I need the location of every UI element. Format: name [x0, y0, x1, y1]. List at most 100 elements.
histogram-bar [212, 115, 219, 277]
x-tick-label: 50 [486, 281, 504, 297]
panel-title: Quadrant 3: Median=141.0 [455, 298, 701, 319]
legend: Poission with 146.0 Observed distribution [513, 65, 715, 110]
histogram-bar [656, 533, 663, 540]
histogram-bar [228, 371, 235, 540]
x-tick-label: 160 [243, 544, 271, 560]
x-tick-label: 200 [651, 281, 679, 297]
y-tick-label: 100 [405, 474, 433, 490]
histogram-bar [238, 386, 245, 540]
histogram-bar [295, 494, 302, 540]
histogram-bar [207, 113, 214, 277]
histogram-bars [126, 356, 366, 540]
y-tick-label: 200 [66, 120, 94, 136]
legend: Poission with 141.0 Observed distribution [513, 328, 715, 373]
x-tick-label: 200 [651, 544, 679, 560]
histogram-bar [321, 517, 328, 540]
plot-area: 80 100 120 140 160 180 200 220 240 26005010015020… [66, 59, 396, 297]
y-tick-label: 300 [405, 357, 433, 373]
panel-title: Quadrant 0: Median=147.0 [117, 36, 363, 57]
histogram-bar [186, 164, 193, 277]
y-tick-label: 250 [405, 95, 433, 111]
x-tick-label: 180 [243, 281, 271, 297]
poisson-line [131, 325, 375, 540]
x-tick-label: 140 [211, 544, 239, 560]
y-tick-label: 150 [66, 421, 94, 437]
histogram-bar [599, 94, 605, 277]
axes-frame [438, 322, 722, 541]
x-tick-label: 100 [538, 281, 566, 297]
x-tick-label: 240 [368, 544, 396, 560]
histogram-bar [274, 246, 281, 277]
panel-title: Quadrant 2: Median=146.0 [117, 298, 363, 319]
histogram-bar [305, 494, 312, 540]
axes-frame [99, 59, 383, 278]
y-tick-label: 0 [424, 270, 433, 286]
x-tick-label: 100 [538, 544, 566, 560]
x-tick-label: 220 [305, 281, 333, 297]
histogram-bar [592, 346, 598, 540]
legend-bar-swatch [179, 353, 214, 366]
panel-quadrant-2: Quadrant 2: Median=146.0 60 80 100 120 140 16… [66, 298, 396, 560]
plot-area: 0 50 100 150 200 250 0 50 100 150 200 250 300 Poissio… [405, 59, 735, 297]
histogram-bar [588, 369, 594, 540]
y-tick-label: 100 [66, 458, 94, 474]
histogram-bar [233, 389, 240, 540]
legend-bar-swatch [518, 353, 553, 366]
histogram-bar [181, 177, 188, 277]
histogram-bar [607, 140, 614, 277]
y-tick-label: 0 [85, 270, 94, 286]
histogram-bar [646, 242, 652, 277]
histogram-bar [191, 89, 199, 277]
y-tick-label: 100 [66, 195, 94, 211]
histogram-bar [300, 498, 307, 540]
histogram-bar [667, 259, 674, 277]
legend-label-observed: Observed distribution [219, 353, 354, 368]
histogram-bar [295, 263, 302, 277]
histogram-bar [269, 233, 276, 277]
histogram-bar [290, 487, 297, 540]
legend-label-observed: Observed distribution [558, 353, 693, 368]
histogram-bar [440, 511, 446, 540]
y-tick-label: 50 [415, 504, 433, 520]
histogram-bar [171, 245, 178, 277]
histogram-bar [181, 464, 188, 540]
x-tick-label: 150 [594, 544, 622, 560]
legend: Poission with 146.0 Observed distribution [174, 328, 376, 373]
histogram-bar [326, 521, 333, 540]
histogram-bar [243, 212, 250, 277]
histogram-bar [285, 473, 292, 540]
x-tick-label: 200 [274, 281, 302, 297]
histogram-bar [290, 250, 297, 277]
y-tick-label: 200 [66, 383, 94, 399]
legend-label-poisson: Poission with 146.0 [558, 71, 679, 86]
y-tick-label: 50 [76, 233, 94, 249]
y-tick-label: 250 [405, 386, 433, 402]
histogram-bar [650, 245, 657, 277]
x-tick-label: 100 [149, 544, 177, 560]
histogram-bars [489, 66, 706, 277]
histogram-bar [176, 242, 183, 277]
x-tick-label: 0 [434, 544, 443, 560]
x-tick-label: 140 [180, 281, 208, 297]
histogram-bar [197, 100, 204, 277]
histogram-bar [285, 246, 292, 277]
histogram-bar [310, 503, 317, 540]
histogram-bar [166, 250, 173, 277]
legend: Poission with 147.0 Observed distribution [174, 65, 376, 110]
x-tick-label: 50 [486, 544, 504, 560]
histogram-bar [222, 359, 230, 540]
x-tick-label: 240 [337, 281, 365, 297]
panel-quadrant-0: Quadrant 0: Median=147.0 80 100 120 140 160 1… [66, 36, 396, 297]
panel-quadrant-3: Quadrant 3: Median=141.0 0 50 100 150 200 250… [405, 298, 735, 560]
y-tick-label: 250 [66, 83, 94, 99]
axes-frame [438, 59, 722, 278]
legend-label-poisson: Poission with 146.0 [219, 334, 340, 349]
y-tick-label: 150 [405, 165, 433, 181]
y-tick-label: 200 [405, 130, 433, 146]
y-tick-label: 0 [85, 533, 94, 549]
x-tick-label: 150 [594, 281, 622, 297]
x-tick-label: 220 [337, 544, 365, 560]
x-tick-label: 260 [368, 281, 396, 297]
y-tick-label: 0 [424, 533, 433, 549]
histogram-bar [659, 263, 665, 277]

....

WHAT THE TASK REQUIRES » Rewrite all the lines of the records, replacing "axes-frame" with "plot-frame" everywhere it occurs and leaving everything else unchanged.

OUTPUT BELOW »
I need the location of every UI element. Format: name [x0, y0, x1, y1]. List at most 100 elements.
histogram-bar [212, 115, 219, 277]
x-tick-label: 50 [486, 281, 504, 297]
panel-title: Quadrant 3: Median=141.0 [455, 298, 701, 319]
legend: Poission with 146.0 Observed distribution [513, 65, 715, 110]
histogram-bar [656, 533, 663, 540]
histogram-bar [228, 371, 235, 540]
x-tick-label: 160 [243, 544, 271, 560]
x-tick-label: 200 [651, 281, 679, 297]
y-tick-label: 100 [405, 474, 433, 490]
histogram-bar [238, 386, 245, 540]
histogram-bar [295, 494, 302, 540]
histogram-bar [207, 113, 214, 277]
histogram-bars [126, 356, 366, 540]
y-tick-label: 200 [66, 120, 94, 136]
legend: Poission with 141.0 Observed distribution [513, 328, 715, 373]
x-tick-label: 200 [651, 544, 679, 560]
histogram-bar [321, 517, 328, 540]
plot-area: 80 100 120 140 160 180 200 220 240 26005010015020… [66, 59, 396, 297]
y-tick-label: 300 [405, 357, 433, 373]
panel-title: Quadrant 0: Median=147.0 [117, 36, 363, 57]
histogram-bar [186, 164, 193, 277]
y-tick-label: 250 [405, 95, 433, 111]
x-tick-label: 180 [243, 281, 271, 297]
poisson-line [131, 325, 375, 540]
x-tick-label: 140 [211, 544, 239, 560]
y-tick-label: 150 [66, 421, 94, 437]
histogram-bar [599, 94, 605, 277]
plot-frame [438, 322, 722, 541]
x-tick-label: 100 [538, 281, 566, 297]
x-tick-label: 240 [368, 544, 396, 560]
histogram-bar [274, 246, 281, 277]
panel-title: Quadrant 2: Median=146.0 [117, 298, 363, 319]
histogram-bar [305, 494, 312, 540]
plot-frame [99, 59, 383, 278]
y-tick-label: 0 [424, 270, 433, 286]
x-tick-label: 100 [538, 544, 566, 560]
x-tick-label: 220 [305, 281, 333, 297]
histogram-bar [592, 346, 598, 540]
legend-bar-swatch [179, 353, 214, 366]
panel-quadrant-2: Quadrant 2: Median=146.0 60 80 100 120 140 16… [66, 298, 396, 560]
plot-area: 0 50 100 150 200 250 0 50 100 150 200 250 300 Poissio… [405, 59, 735, 297]
histogram-bar [588, 369, 594, 540]
y-tick-label: 100 [66, 458, 94, 474]
histogram-bar [233, 389, 240, 540]
legend-bar-swatch [518, 353, 553, 366]
histogram-bar [181, 177, 188, 277]
histogram-bar [607, 140, 614, 277]
y-tick-label: 0 [85, 270, 94, 286]
histogram-bar [646, 242, 652, 277]
histogram-bar [191, 89, 199, 277]
y-tick-label: 100 [66, 195, 94, 211]
histogram-bar [300, 498, 307, 540]
histogram-bar [667, 259, 674, 277]
legend-label-observed: Observed distribution [219, 353, 354, 368]
histogram-bar [295, 263, 302, 277]
histogram-bar [269, 233, 276, 277]
histogram-bar [290, 487, 297, 540]
legend-label-observed: Observed distribution [558, 353, 693, 368]
histogram-bar [440, 511, 446, 540]
y-tick-label: 50 [415, 504, 433, 520]
histogram-bar [171, 245, 178, 277]
histogram-bar [181, 464, 188, 540]
x-tick-label: 150 [594, 544, 622, 560]
legend: Poission with 146.0 Observed distribution [174, 328, 376, 373]
histogram-bar [326, 521, 333, 540]
histogram-bar [243, 212, 250, 277]
histogram-bar [285, 473, 292, 540]
x-tick-label: 200 [274, 281, 302, 297]
histogram-bar [290, 250, 297, 277]
y-tick-label: 200 [66, 383, 94, 399]
legend-label-poisson: Poission with 146.0 [558, 71, 679, 86]
y-tick-label: 50 [76, 233, 94, 249]
y-tick-label: 250 [405, 386, 433, 402]
histogram-bar [650, 245, 657, 277]
x-tick-label: 100 [149, 544, 177, 560]
histogram-bars [489, 66, 706, 277]
histogram-bar [176, 242, 183, 277]
x-tick-label: 0 [434, 544, 443, 560]
x-tick-label: 140 [180, 281, 208, 297]
histogram-bar [197, 100, 204, 277]
histogram-bar [285, 246, 292, 277]
histogram-bar [310, 503, 317, 540]
histogram-bar [166, 250, 173, 277]
legend: Poission with 147.0 Observed distribution [174, 65, 376, 110]
x-tick-label: 50 [486, 544, 504, 560]
histogram-bar [222, 359, 230, 540]
x-tick-label: 240 [337, 281, 365, 297]
panel-quadrant-0: Quadrant 0: Median=147.0 80 100 120 140 160 1… [66, 36, 396, 297]
panel-quadrant-3: Quadrant 3: Median=141.0 0 50 100 150 200 250… [405, 298, 735, 560]
y-tick-label: 250 [66, 83, 94, 99]
plot-frame [438, 59, 722, 278]
legend-label-poisson: Poission with 146.0 [219, 334, 340, 349]
y-tick-label: 150 [405, 165, 433, 181]
y-tick-label: 200 [405, 130, 433, 146]
y-tick-label: 0 [85, 533, 94, 549]
x-tick-label: 150 [594, 281, 622, 297]
x-tick-label: 220 [337, 544, 365, 560]
x-tick-label: 260 [368, 281, 396, 297]
y-tick-label: 0 [424, 533, 433, 549]
histogram-bar [659, 263, 665, 277]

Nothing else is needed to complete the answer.